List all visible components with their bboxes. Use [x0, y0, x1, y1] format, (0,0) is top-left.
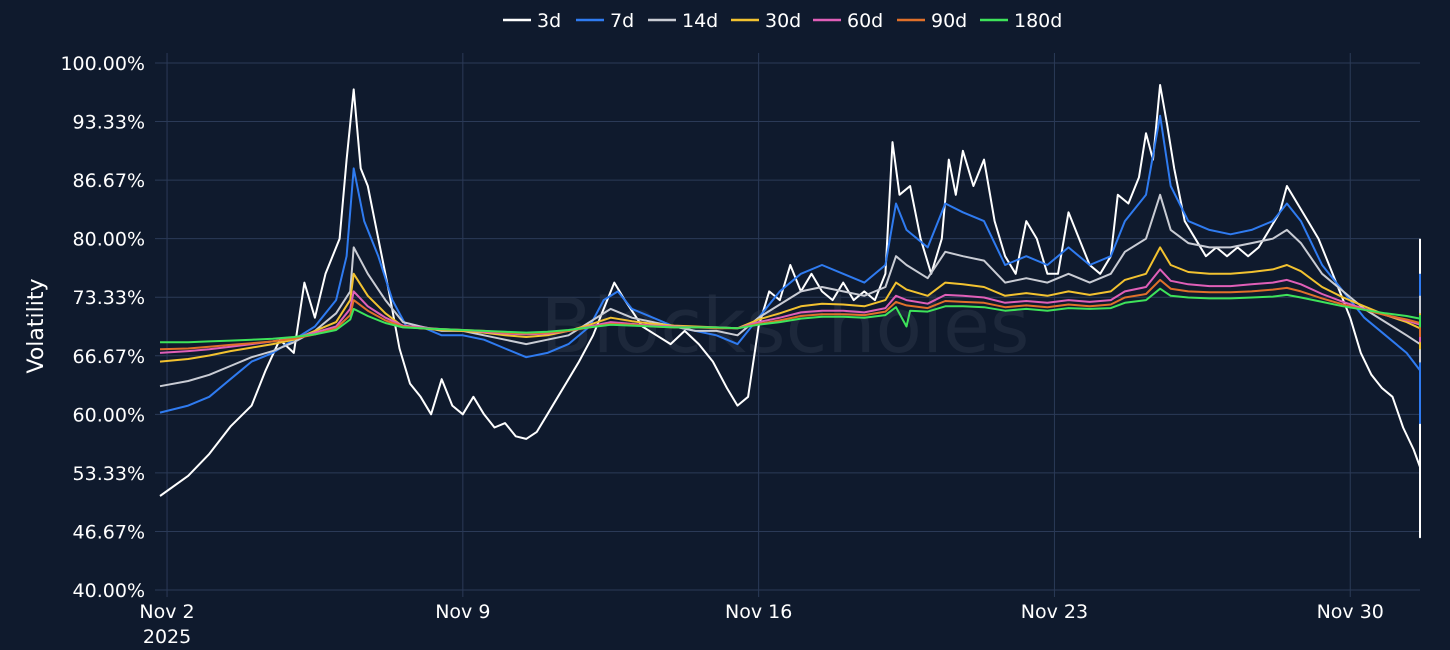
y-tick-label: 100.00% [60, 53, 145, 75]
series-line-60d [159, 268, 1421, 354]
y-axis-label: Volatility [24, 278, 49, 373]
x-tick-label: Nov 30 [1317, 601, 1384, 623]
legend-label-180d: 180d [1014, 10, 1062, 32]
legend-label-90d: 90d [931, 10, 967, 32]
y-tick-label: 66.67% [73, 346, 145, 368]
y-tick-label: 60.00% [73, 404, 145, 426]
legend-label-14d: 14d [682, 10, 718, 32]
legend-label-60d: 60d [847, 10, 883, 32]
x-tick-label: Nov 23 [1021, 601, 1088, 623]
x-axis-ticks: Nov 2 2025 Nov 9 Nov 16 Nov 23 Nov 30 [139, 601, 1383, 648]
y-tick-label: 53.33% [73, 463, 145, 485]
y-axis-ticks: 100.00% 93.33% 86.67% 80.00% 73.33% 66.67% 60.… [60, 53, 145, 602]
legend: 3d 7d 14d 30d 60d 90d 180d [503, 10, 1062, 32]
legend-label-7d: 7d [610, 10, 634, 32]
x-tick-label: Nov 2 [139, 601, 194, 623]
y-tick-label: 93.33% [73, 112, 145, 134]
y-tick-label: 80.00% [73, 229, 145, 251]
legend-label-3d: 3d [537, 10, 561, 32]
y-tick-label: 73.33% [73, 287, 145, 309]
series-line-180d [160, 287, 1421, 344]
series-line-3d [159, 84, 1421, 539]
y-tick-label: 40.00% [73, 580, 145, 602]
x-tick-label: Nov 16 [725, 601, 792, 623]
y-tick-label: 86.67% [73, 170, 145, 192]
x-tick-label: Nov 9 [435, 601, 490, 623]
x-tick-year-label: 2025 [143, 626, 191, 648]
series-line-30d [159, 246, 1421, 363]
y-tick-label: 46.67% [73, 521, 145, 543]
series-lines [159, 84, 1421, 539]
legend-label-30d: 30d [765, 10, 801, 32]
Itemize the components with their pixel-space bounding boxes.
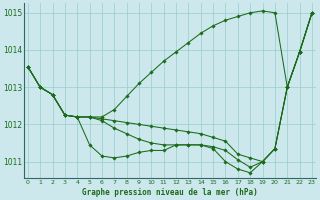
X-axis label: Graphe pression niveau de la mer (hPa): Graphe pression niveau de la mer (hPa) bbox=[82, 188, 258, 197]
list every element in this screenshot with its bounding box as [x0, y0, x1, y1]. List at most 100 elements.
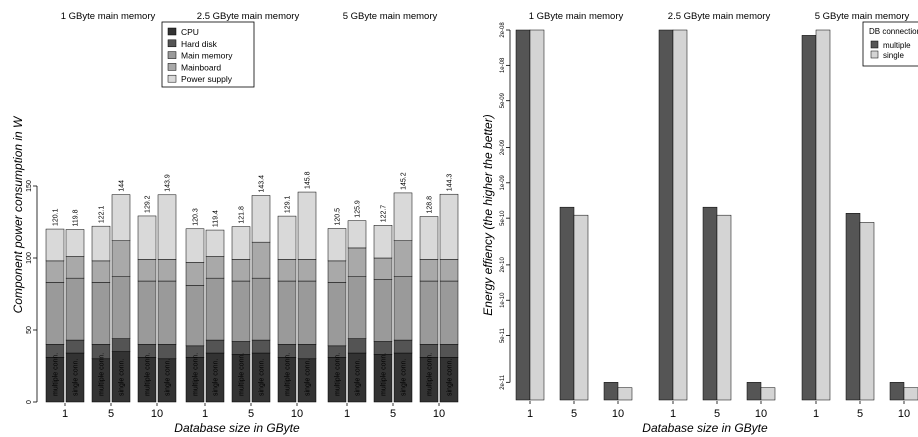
━━━━━━━━━━━━━━━━━━━━
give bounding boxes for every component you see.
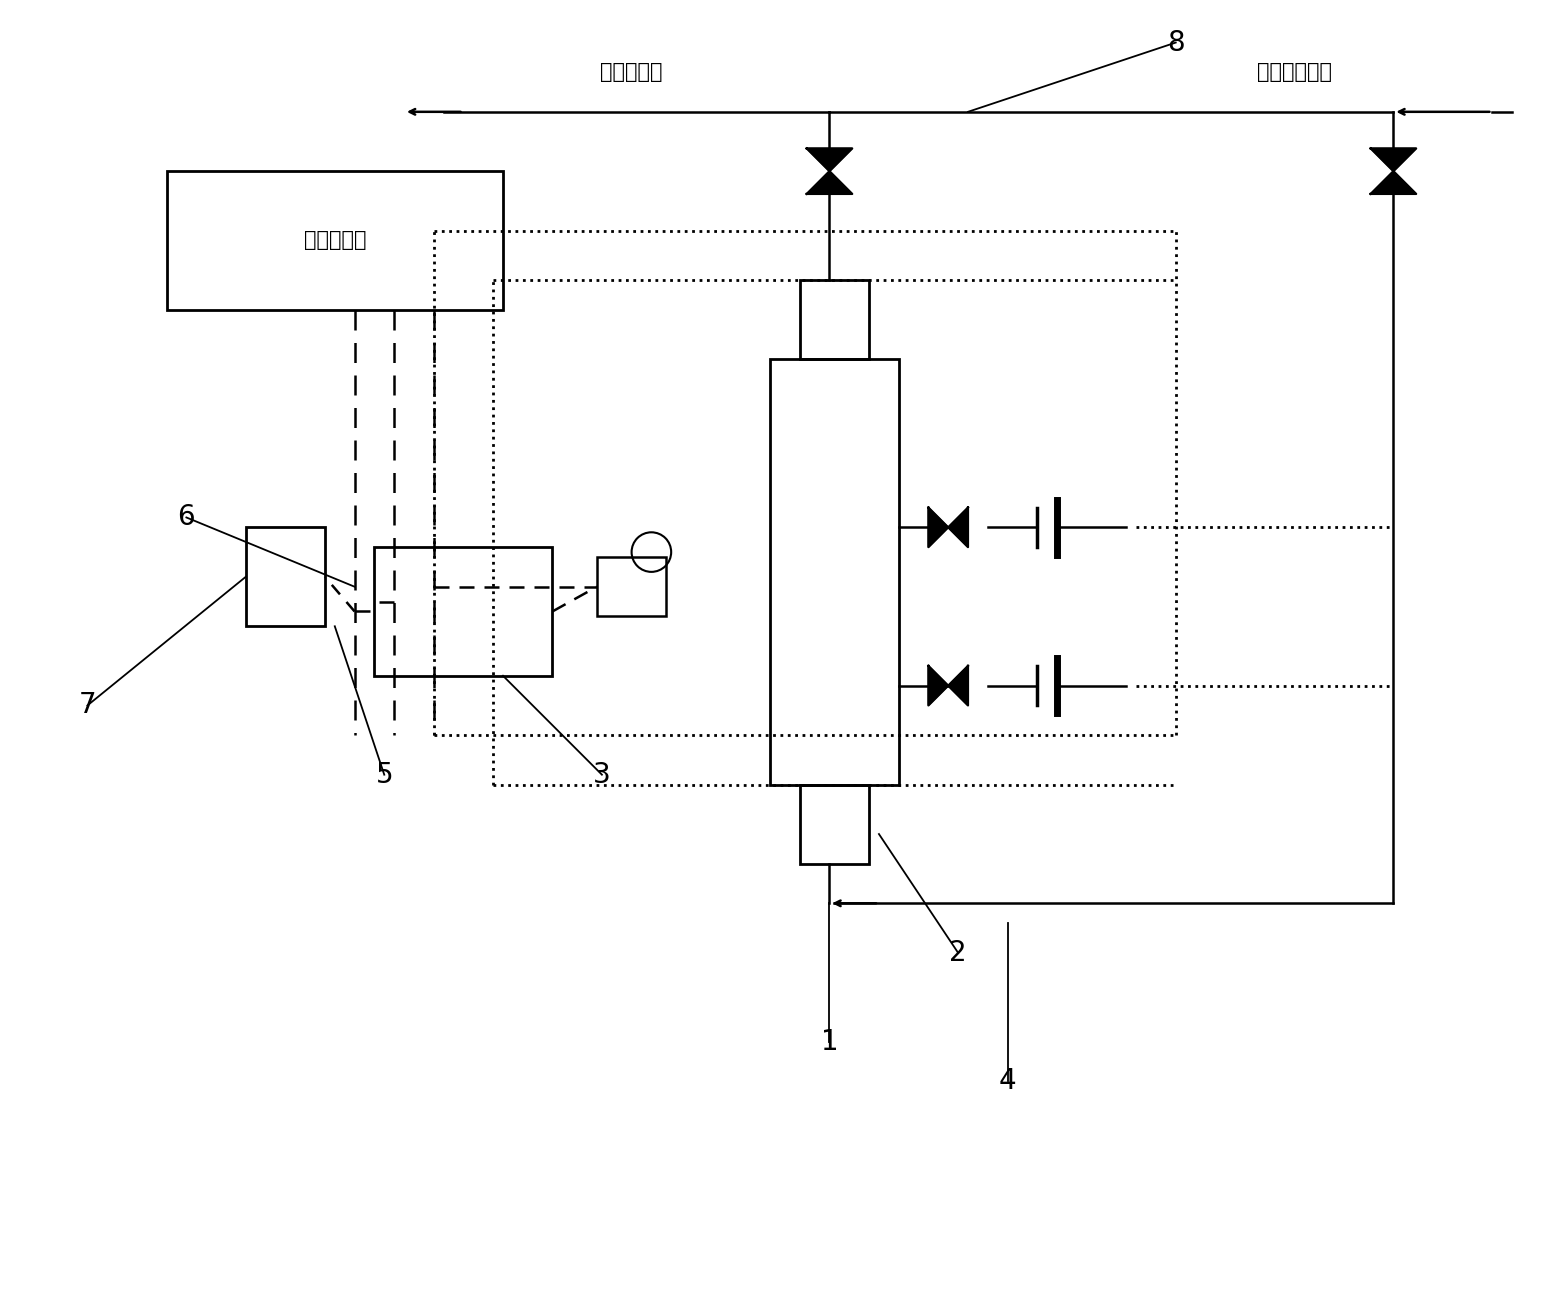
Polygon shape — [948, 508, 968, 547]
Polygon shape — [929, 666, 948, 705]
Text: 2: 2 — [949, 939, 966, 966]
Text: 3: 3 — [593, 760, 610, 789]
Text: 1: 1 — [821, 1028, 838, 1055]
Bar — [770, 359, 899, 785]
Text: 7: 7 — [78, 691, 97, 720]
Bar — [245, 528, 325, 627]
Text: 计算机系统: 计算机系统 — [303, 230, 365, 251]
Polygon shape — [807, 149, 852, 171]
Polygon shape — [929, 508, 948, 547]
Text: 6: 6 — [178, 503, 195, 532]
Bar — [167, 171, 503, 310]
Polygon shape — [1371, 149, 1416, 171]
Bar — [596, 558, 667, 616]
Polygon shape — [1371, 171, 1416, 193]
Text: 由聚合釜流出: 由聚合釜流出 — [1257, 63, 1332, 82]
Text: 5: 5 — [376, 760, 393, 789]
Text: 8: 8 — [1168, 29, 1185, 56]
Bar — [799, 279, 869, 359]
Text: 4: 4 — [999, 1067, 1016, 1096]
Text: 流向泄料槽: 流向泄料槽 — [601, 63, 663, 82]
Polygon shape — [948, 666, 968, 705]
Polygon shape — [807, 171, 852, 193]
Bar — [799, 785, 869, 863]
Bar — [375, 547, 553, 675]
━━━━━━━━━━━━━━━━━━━━
AIM | Rewrite the records from the line with "List all visible" to the line with "x-tick-label: Nov 16 [725, 601, 792, 623]", putting "elements" in place of "components" and keeping everything else the same. Omit the pictures from your answer.

THE RESPONSE |
List all visible elements with their bboxes. Use [x0, y0, x1, y1] format, (0,0) is top-left.
y-tick-label: 100.00% [60, 53, 145, 75]
series-line-60d [159, 268, 1421, 354]
y-axis-label: Volatility [24, 278, 49, 373]
x-tick-label: Nov 30 [1317, 601, 1384, 623]
legend-label-180d: 180d [1014, 10, 1062, 32]
legend-label-90d: 90d [931, 10, 967, 32]
y-tick-label: 66.67% [73, 346, 145, 368]
y-tick-label: 60.00% [73, 404, 145, 426]
legend-label-14d: 14d [682, 10, 718, 32]
legend-label-60d: 60d [847, 10, 883, 32]
x-tick-label: Nov 23 [1021, 601, 1088, 623]
x-axis-ticks: Nov 2 2025 Nov 9 Nov 16 Nov 23 Nov 30 [139, 601, 1383, 648]
y-tick-label: 53.33% [73, 463, 145, 485]
y-axis-ticks: 100.00% 93.33% 86.67% 80.00% 73.33% 66.67% 60.… [60, 53, 145, 602]
legend: 3d 7d 14d 30d 60d 90d 180d [503, 10, 1062, 32]
legend-label-7d: 7d [610, 10, 634, 32]
x-tick-label: Nov 2 [139, 601, 194, 623]
y-tick-label: 93.33% [73, 112, 145, 134]
y-tick-label: 80.00% [73, 229, 145, 251]
legend-label-3d: 3d [537, 10, 561, 32]
y-tick-label: 73.33% [73, 287, 145, 309]
series-line-180d [160, 287, 1421, 344]
series-line-3d [159, 84, 1421, 539]
y-tick-label: 40.00% [73, 580, 145, 602]
x-tick-label: Nov 16 [725, 601, 792, 623]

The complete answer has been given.